* TO DO: Each line below should be reproduced without any alteration.

Excerpts from a figure dataset:
|---|

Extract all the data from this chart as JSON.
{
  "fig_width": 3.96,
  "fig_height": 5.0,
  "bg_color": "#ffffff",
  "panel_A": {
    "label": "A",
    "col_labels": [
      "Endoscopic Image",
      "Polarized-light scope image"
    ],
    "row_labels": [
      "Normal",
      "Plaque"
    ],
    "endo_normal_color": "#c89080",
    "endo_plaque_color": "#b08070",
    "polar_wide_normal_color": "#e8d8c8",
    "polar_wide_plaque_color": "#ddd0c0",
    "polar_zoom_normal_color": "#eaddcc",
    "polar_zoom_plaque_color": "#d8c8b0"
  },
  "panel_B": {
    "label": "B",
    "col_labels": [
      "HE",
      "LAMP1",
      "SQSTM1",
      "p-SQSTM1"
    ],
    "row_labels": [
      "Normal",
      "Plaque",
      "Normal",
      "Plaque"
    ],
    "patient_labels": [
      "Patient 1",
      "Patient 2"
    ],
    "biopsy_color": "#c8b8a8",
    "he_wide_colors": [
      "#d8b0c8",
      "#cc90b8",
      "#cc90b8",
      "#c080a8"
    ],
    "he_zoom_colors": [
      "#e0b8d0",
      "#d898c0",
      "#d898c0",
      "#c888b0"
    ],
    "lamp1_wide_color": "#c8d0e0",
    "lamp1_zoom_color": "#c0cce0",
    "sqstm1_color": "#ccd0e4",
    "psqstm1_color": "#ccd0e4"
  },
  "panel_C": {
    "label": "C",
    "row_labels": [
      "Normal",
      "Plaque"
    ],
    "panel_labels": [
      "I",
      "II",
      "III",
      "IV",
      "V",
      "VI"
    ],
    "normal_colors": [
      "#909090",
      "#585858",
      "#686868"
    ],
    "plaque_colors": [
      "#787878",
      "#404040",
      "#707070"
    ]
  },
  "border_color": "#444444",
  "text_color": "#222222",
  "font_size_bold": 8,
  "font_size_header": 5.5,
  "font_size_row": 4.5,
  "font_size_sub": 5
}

|---|

* SOLUTION TO THE EXERCISE:
Extract all the data from this chart as JSON.
{
  "fig_width": 3.96,
  "fig_height": 5.0,
  "bg_color": "#ffffff",
  "panel_A": {
    "label": "A",
    "col_labels": [
      "Endoscopic Image",
      "Polarized-light scope image"
    ],
    "row_labels": [
      "Normal",
      "Plaque"
    ],
    "endo_normal_color": "#c89080",
    "endo_plaque_color": "#b08070",
    "polar_wide_normal_color": "#e8d8c8",
    "polar_wide_plaque_color": "#ddd0c0",
    "polar_zoom_normal_color": "#eaddcc",
    "polar_zoom_plaque_color": "#d8c8b0"
  },
  "panel_B": {
    "label": "B",
    "col_labels": [
      "HE",
      "LAMP1",
      "SQSTM1",
      "p-SQSTM1"
    ],
    "row_labels": [
      "Normal",
      "Plaque",
      "Normal",
      "Plaque"
    ],
    "patient_labels": [
      "Patient 1",
      "Patient 2"
    ],
    "biopsy_color": "#c8b8a8",
    "he_wide_colors": [
      "#d8b0c8",
      "#cc90b8",
      "#cc90b8",
      "#c080a8"
    ],
    "he_zoom_colors": [
      "#e0b8d0",
      "#d898c0",
      "#d898c0",
      "#c888b0"
    ],
    "lamp1_wide_color": "#c8d0e0",
    "lamp1_zoom_color": "#c0cce0",
    "sqstm1_color": "#ccd0e4",
    "psqstm1_color": "#ccd0e4"
  },
  "panel_C": {
    "label": "C",
    "row_labels": [
      "Normal",
      "Plaque"
    ],
    "panel_labels": [
      "I",
      "II",
      "III",
      "IV",
      "V",
      "VI"
    ],
    "normal_colors": [
      "#909090",
      "#585858",
      "#686868"
    ],
    "plaque_colors": [
      "#787878",
      "#404040",
      "#707070"
    ]
  },
  "border_color": "#444444",
  "text_color": "#222222",
  "font_size_bold": 8,
  "font_size_header": 5.5,
  "font_size_row": 4.5,
  "font_size_sub": 5
}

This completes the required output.